Aim » Using the data beneath, show every line that includes the word "this".

[Data entries]
###
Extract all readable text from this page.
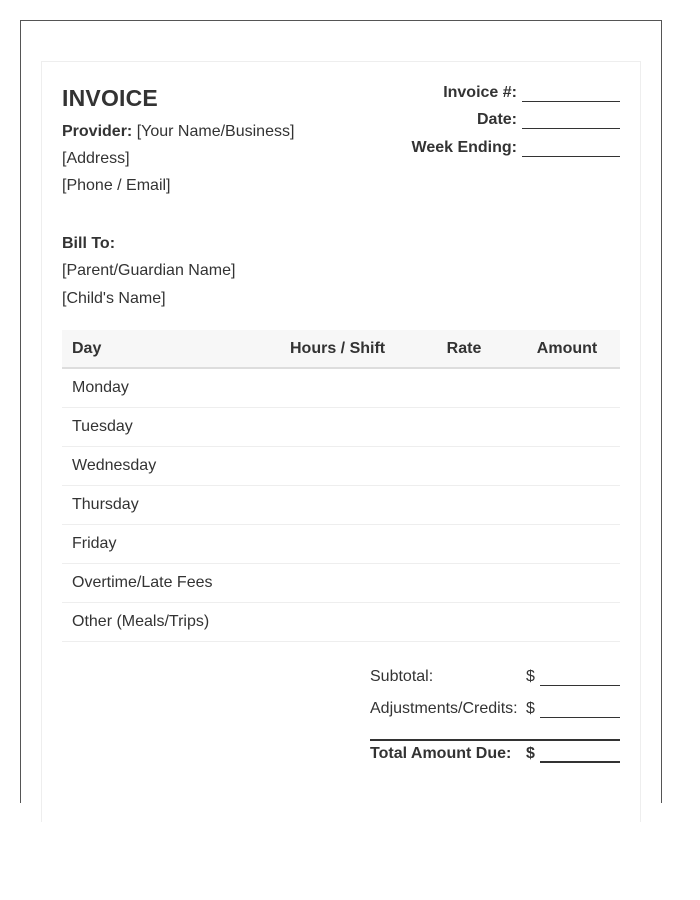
INVOICE
Provider: [Your Name/Business]
[Address]
[Phone / Email]
Invoice #:
Date:
Week Ending:
Bill To:
[Parent/Guardian Name]
[Child's Name]
Day	Hours / Shift	Rate	Amount
Monday			
Tuesday			
Wednesday			
Thursday			
Friday			
Overtime/Late Fees			
Other (Meals/Trips)			
Subtotal:	$
Adjustments/Credits: $
Total Amount Due: $
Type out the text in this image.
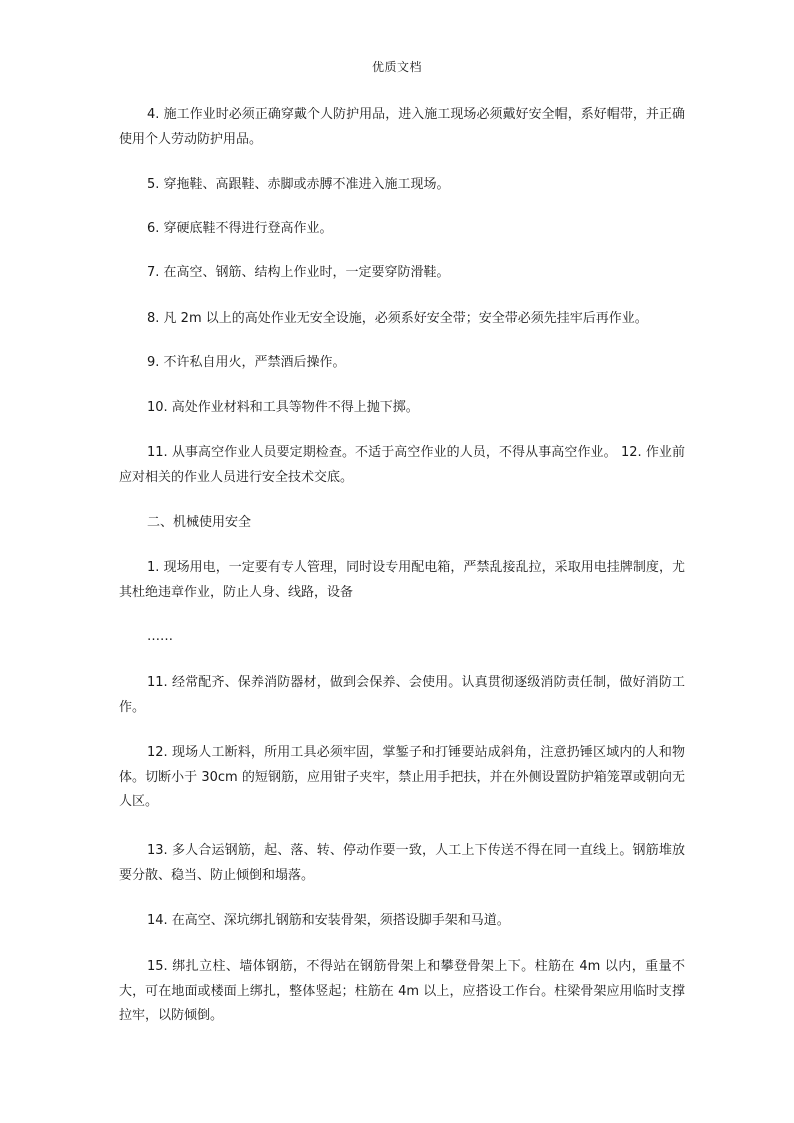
优质文档

4. 施工作业时必须正确穿戴个人防护用品，进入施工现场必须戴好安全帽，系好帽带，并正确使用个人劳动防护用品。

5. 穿拖鞋、高跟鞋、赤脚或赤膊不准进入施工现场。

6. 穿硬底鞋不得进行登高作业。

7. 在高空、钢筋、结构上作业时，一定要穿防滑鞋。

8. 凡 2m 以上的高处作业无安全设施，必须系好安全带；安全带必须先挂牢后再作业。

9. 不许私自用火，严禁酒后操作。

10. 高处作业材料和工具等物件不得上抛下掷。

11. 从事高空作业人员要定期检查。不适于高空作业的人员，不得从事高空作业。 12. 作业前应对相关的作业人员进行安全技术交底。

二、机械使用安全

1. 现场用电，一定要有专人管理，同时设专用配电箱，严禁乱接乱拉，采取用电挂牌制度，尤其杜绝违章作业，防止人身、线路，设备

……

11. 经常配齐、保养消防器材，做到会保养、会使用。认真贯彻逐级消防责任制，做好消防工作。

12. 现场人工断料，所用工具必须牢固，掌錾子和打锤要站成斜角，注意扔锤区域内的人和物体。切断小于 30cm 的短钢筋，应用钳子夹牢，禁止用手把扶，并在外侧设置防护箱笼罩或朝向无人区。

13. 多人合运钢筋，起、落、转、停动作要一致，人工上下传送不得在同一直线上。钢筋堆放要分散、稳当、防止倾倒和塌落。

14. 在高空、深坑绑扎钢筋和安装骨架，须搭设脚手架和马道。

15. 绑扎立柱、墙体钢筋，不得站在钢筋骨架上和攀登骨架上下。柱筋在 4m 以内，重量不大，可在地面或楼面上绑扎，整体竖起；柱筋在 4m 以上，应搭设工作台。柱梁骨架应用临时支撑拉牢，以防倾倒。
###
Exercise solution »
Extract all readable text from this page.
Type out the text in this image.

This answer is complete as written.